● **THE REQUEST**
Every line below that mentions the word "zalety" should be copied out.

● **Extracted records**

----------

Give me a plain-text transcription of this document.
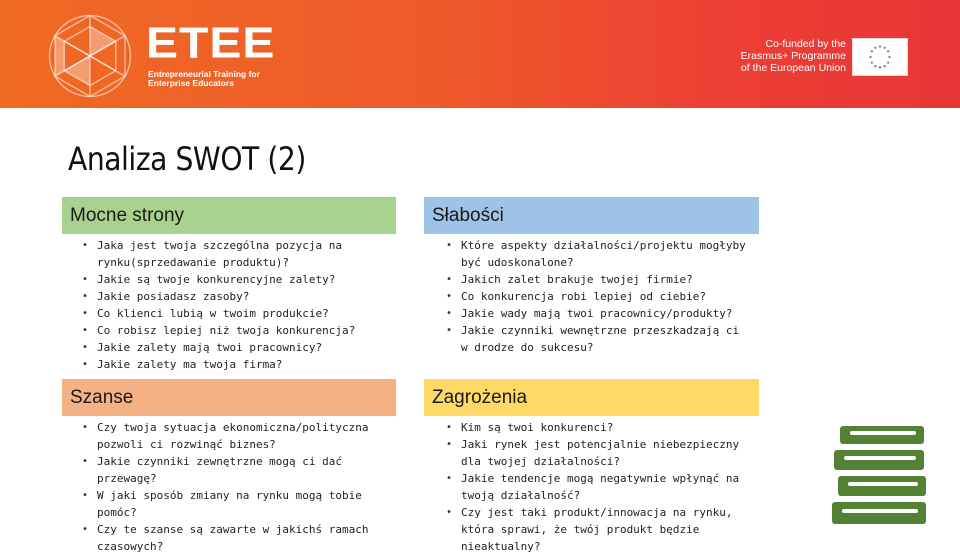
ETEE
Entrepreneurial Training for
Enterprise Educators
Co-funded by the
Erasmus+ Programme
of the European Union
Analiza SWOT (2)
Mocne strony
• Jaka jest twoja szczególna pozycja na rynku(sprzedawanie produktu)?
• Jakie są twoje konkurencyjne zalety?
• Jakie posiadasz zasoby?
• Co klienci lubią w twoim produkcie?
• Co robisz lepiej niż twoja konkurencja?
• Jakie zalety mają twoi pracownicy?
• Jakie zalety ma twoja firma?
Słabości
• Które aspekty działalności/projektu mogłyby być udoskonalone?
• Jakich zalet brakuje twojej firmie?
• Co konkurencja robi lepiej od ciebie?
• Jakie wady mają twoi pracownicy/produkty?
• Jakie czynniki wewnętrzne przeszkadzają ci w drodze do sukcesu?
Szanse
• Czy twoja sytuacja ekonomiczna/polityczna pozwoli ci rozwinąć biznes?
• Jakie czynniki zewnętrzne mogą ci dać przewagę?
• W jaki sposób zmiany na rynku mogą tobie pomóc?
• Czy te szanse są zawarte w jakichś ramach czasowych?
Zagrożenia
• Kim są twoi konkurenci?
• Jaki rynek jest potencjalnie niebezpieczny dla twojej działalności?
• Jakie tendencje mogą negatywnie wpłynąć na twoją działalność?
• Czy jest taki produkt/innowacja na rynku, która sprawi, że twój produkt będzie nieaktualny?
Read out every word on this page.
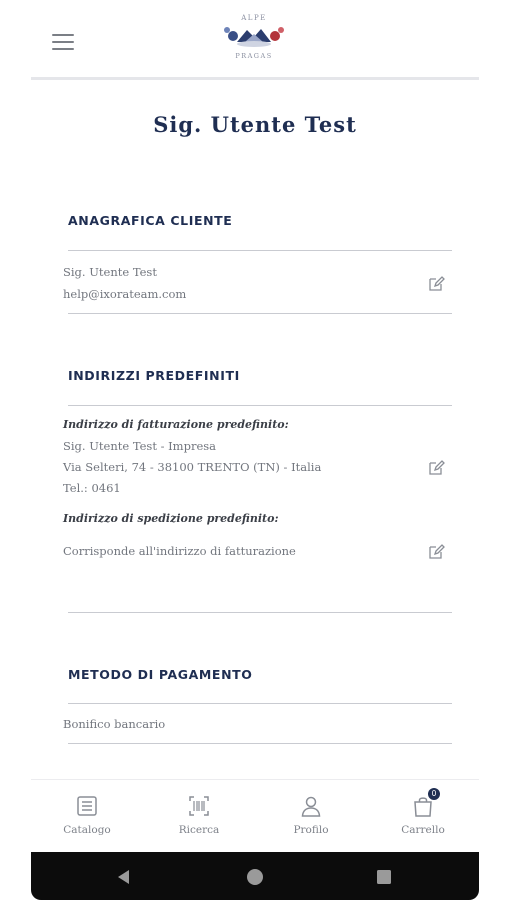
ALPE
PRAGAS
Sig. Utente Test
ANAGRAFICA CLIENTE
Sig. Utente Test
help@ixorateam.com
INDIRIZZI PREDEFINITI
Indirizzo di fatturazione predefinito:
Sig. Utente Test - Impresa
Via Selteri, 74 - 38100 TRENTO (TN) - Italia
Tel.: 0461
Indirizzo di spedizione predefinito:
Corrisponde all'indirizzo di fatturazione
METODO DI PAGAMENTO
Bonifico bancario
Catalogo	Ricerca	Profilo
0
Carrello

----------

● **COMPLETED TASK**
• Jakie są twoje konkurencyjne zalety?
• Jakie zalety mają twoi pracownicy?
• Jakie zalety ma twoja firma?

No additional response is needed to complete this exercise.